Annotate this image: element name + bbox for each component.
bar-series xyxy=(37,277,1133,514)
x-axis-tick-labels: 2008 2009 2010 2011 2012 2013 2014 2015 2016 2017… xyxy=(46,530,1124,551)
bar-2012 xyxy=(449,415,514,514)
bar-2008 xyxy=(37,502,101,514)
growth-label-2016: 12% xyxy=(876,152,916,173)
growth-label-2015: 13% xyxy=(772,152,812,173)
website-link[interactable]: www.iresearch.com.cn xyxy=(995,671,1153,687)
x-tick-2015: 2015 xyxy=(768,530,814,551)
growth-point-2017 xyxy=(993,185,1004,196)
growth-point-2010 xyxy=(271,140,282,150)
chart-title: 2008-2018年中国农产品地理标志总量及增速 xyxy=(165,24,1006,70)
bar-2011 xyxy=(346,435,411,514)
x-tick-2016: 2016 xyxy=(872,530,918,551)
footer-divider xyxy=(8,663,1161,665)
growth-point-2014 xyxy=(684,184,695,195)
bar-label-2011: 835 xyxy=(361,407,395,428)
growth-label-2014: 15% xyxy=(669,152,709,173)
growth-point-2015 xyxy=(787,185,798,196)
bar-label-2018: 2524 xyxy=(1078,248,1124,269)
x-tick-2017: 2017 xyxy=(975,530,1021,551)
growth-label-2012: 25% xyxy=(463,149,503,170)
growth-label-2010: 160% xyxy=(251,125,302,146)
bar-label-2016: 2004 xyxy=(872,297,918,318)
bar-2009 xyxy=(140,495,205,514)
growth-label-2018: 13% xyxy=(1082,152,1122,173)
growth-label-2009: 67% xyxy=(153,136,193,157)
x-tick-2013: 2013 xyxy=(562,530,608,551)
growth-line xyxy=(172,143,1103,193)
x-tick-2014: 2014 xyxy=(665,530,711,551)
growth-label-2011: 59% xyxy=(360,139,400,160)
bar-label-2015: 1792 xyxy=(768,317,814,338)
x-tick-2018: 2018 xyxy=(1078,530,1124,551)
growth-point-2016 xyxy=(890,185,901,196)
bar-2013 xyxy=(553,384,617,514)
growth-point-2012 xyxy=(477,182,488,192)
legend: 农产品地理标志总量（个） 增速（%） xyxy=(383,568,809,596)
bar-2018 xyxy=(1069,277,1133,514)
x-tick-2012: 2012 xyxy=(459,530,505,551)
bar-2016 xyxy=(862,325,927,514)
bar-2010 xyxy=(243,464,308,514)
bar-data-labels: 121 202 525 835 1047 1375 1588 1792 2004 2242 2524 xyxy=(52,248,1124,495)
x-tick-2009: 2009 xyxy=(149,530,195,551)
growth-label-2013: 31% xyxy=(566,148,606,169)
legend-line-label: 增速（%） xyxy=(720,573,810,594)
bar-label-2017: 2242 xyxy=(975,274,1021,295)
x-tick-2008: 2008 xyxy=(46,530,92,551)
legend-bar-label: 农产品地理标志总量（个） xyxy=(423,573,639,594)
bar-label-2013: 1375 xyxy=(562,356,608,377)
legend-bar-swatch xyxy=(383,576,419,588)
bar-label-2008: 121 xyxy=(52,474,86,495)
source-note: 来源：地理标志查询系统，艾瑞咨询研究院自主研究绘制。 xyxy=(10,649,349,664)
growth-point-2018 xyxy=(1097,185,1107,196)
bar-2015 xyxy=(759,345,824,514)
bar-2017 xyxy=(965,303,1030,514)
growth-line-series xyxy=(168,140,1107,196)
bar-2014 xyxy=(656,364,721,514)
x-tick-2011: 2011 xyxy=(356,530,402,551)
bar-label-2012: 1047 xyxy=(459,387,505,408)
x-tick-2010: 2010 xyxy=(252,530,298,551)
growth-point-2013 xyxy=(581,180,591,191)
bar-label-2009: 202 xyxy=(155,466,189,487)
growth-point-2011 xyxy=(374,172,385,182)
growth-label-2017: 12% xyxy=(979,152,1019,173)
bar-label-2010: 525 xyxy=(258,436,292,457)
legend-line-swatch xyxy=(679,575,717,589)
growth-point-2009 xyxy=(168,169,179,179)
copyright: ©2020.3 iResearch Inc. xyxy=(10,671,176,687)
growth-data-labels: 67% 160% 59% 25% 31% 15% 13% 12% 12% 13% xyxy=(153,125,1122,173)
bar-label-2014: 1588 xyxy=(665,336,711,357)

______

# Directions for this task:
Please count the lines above that contain the string "labels", with case counting, and give only the number.

# Written answer:
3